WHAT THIS TASK INVOLVES: Would you extract the whole listing below and retype it exactly?

TASK INPUT:

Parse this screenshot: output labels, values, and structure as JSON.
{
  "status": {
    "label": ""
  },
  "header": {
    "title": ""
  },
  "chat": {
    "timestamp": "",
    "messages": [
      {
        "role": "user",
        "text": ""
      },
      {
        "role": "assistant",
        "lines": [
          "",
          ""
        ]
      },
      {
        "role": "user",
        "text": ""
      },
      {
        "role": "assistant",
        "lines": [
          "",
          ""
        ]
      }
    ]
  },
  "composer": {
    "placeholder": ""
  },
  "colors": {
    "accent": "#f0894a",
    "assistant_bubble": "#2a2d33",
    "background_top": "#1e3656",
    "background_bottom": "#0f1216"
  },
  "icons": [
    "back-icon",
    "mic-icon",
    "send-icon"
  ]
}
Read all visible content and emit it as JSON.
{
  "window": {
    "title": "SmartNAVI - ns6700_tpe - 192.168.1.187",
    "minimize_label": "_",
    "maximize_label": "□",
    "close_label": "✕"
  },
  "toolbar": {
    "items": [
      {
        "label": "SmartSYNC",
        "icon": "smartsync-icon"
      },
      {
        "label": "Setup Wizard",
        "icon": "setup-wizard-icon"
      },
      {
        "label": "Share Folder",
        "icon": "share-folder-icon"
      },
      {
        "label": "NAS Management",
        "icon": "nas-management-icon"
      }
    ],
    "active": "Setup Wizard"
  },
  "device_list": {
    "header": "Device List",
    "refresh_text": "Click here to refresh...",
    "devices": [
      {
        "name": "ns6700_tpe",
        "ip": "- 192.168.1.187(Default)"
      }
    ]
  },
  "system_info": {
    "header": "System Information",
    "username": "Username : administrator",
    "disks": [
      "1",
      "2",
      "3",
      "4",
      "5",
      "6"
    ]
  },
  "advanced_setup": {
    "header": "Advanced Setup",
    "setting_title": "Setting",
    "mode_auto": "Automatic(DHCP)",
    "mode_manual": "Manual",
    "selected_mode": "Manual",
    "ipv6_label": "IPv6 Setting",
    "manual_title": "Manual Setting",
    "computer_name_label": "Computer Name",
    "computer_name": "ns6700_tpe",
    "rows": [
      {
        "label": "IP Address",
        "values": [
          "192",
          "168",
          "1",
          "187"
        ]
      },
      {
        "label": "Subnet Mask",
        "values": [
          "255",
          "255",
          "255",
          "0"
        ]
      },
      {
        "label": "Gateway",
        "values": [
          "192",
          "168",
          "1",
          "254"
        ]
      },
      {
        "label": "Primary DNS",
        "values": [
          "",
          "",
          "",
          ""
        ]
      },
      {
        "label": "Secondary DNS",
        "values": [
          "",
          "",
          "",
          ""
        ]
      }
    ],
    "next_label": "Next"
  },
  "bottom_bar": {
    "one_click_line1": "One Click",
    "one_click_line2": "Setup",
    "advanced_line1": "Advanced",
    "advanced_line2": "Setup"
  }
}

PROBLEM SOLUTION:
Parse this screenshot: output labels, values, and structure as JSON.
{
  "status": {
    "label": ""
  },
  "header": {
    "title": ""
  },
  "chat": {
    "timestamp": "",
    "messages": [
      {
        "role": "user",
        "text": ""
      },
      {
        "role": "assistant",
        "lines": [
          "",
          ""
        ]
      },
      {
        "role": "user",
        "text": ""
      },
      {
        "role": "assistant",
        "lines": [
          "",
          ""
        ]
      }
    ]
  },
  "composer": {
    "placeholder": ""
  },
  "colors": {
    "accent": "#f0894a",
    "assistant_bubble": "#2a2d33",
    "background_top": "#1e3656",
    "background_bottom": "#0f1216"
  },
  "icons": [
    "back-icon",
    "mic-icon",
    "send-icon"
  ]
}
Read all visible content and emit it as JSON.
{
  "window": {
    "title": "SmartNAVI - ns6700_tpe - 192.168.1.187",
    "minimize_label": "_",
    "maximize_label": "□",
    "close_label": "✕"
  },
  "toolbar": {
    "items": [
      {
        "label": "SmartSYNC",
        "icon": "smartsync-icon"
      },
      {
        "label": "Setup Wizard",
        "icon": "setup-wizard-icon"
      },
      {
        "label": "Share Folder",
        "icon": "share-folder-icon"
      },
      {
        "label": "NAS Management",
        "icon": "nas-management-icon"
      }
    ],
    "active": "Setup Wizard"
  },
  "device_list": {
    "header": "Device List",
    "refresh_text": "Click here to refresh...",
    "devices": [
      {
        "name": "ns6700_tpe",
        "ip": "- 192.168.1.187(Default)"
      }
    ]
  },
  "system_info": {
    "header": "System Information",
    "username": "Username : administrator",
    "disks": [
      "1",
      "2",
      "3",
      "4",
      "5",
      "6"
    ]
  },
  "advanced_setup": {
    "header": "Advanced Setup",
    "setting_title": "Setting",
    "mode_auto": "Automatic(DHCP)",
    "mode_manual": "Manual",
    "selected_mode": "Manual",
    "ipv6_label": "IPv6 Setting",
    "manual_title": "Manual Setting",
    "computer_name_label": "Computer Name",
    "computer_name": "ns6700_tpe",
    "rows": [
      {
        "label": "IP Address",
        "values": [
          "192",
          "168",
          "1",
          "187"
        ]
      },
      {
        "label": "Subnet Mask",
        "values": [
          "255",
          "255",
          "255",
          "0"
        ]
      },
      {
        "label": "Gateway",
        "values": [
          "192",
          "168",
          "1",
          "254"
        ]
      },
      {
        "label": "Primary DNS",
        "values": [
          "",
          "",
          "",
          ""
        ]
      },
      {
        "label": "Secondary DNS",
        "values": [
          "",
          "",
          "",
          ""
        ]
      }
    ],
    "next_label": "Next"
  },
  "bottom_bar": {
    "one_click_line1": "One Click",
    "one_click_line2": "Setup",
    "advanced_line1": "Advanced",
    "advanced_line2": "Setup"
  }
}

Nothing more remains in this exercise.